Extracted data entries:
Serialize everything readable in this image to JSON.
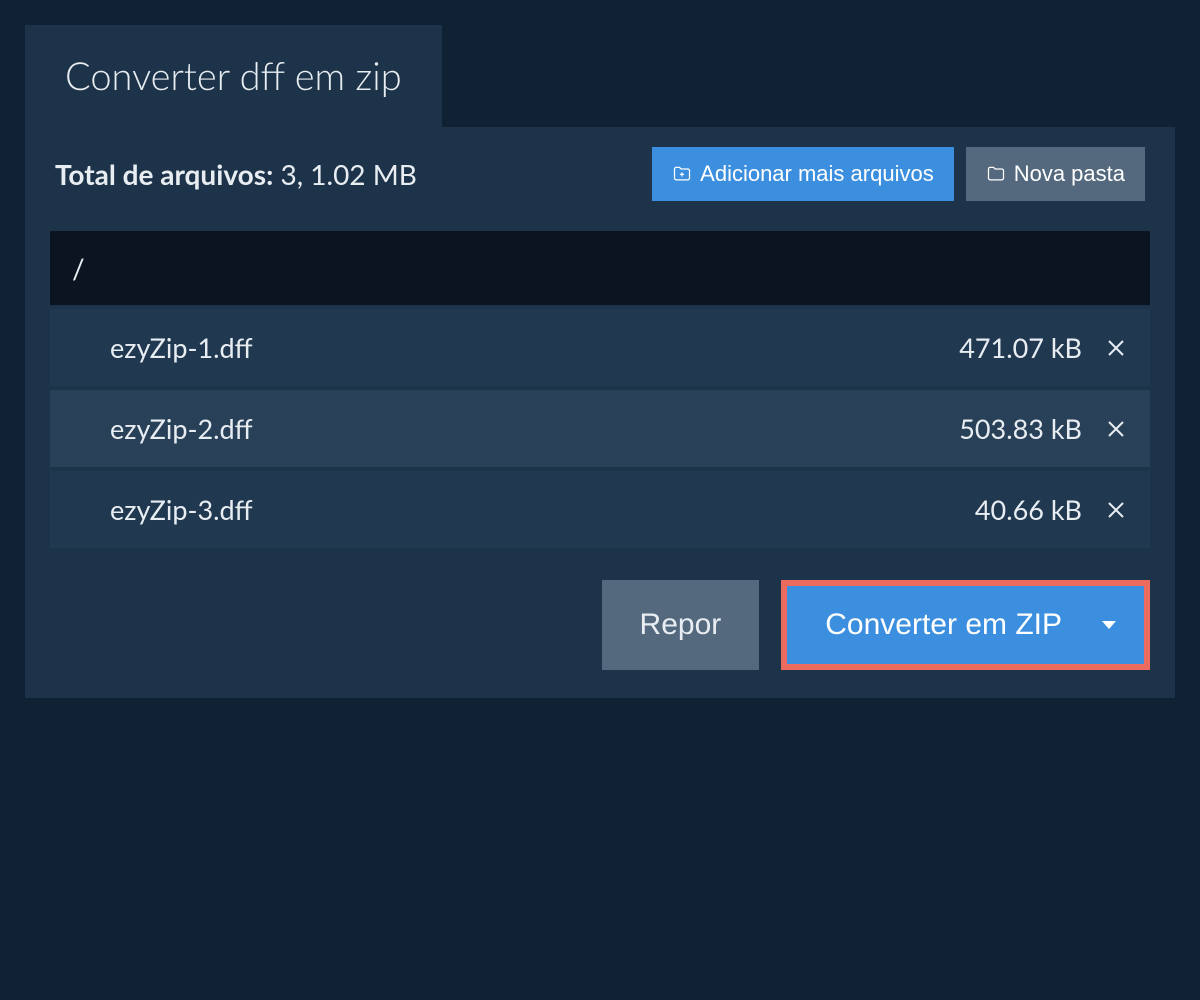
{
  "tab": {
    "title": "Converter dff em zip"
  },
  "summary": {
    "label": "Total de arquivos:",
    "value": "3, 1.02 MB"
  },
  "buttons": {
    "add_more": "Adicionar mais arquivos",
    "new_folder": "Nova pasta",
    "reset": "Repor",
    "convert": "Converter em ZIP"
  },
  "path": "/",
  "files": [
    {
      "name": "ezyZip-1.dff",
      "size": "471.07 kB"
    },
    {
      "name": "ezyZip-2.dff",
      "size": "503.83 kB"
    },
    {
      "name": "ezyZip-3.dff",
      "size": "40.66 kB"
    }
  ]
}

Instructions for the task >> Identify all lines where the word "arquivos" shows up. Copy them.

Exercise result >>
    "label": "Total de arquivos:",
    "add_more": "Adicionar mais arquivos",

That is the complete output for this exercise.